Set problem> Search the entries for the word "active" and pull out each line that has it.
****************
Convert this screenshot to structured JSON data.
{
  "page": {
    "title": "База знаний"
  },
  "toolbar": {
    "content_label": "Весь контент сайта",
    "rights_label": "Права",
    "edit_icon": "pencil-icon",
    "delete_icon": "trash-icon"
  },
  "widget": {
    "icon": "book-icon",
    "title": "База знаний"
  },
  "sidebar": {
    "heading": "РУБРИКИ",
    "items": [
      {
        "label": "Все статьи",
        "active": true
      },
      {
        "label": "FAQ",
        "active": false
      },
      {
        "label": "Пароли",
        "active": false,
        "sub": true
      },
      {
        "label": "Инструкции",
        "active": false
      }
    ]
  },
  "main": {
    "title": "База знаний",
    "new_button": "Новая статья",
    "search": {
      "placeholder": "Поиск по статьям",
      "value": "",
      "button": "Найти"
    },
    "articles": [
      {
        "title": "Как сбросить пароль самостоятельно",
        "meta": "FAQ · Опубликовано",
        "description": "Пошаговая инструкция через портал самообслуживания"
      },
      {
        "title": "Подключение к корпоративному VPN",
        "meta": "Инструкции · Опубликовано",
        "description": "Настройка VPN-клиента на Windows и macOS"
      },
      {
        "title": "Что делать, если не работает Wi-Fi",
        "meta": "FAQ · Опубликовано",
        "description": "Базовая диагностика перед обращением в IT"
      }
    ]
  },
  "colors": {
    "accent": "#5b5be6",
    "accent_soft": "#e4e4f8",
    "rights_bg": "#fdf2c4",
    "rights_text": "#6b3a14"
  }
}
****************
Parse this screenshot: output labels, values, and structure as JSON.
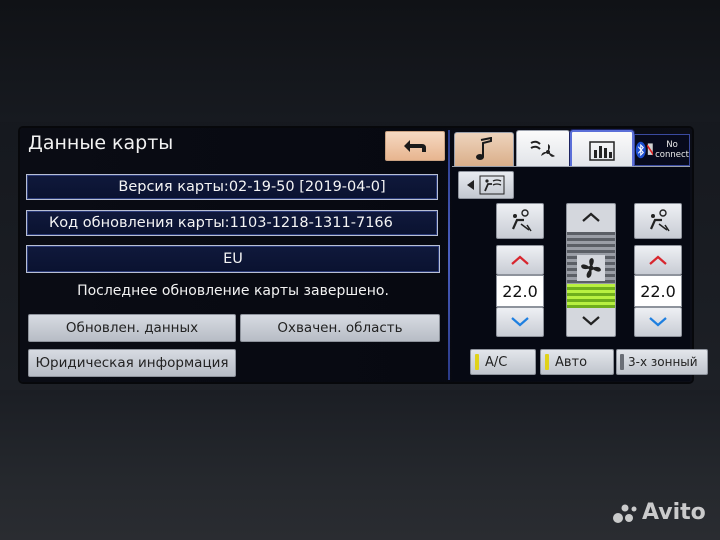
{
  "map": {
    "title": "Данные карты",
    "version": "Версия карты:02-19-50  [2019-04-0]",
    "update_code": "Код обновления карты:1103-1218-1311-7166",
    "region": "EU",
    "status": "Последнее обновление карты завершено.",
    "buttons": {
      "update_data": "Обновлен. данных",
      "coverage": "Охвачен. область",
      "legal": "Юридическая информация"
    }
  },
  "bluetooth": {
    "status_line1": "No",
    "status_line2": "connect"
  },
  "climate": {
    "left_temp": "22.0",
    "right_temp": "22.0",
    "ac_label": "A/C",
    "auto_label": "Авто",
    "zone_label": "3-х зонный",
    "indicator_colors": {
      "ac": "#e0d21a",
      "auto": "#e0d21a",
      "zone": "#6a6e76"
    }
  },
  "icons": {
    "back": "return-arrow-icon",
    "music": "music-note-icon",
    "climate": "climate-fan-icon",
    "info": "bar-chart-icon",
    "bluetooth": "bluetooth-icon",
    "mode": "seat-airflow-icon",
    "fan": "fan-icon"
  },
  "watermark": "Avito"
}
****************
Finished answer>
        "active": true
        "active": false
        "active": false,
        "active": false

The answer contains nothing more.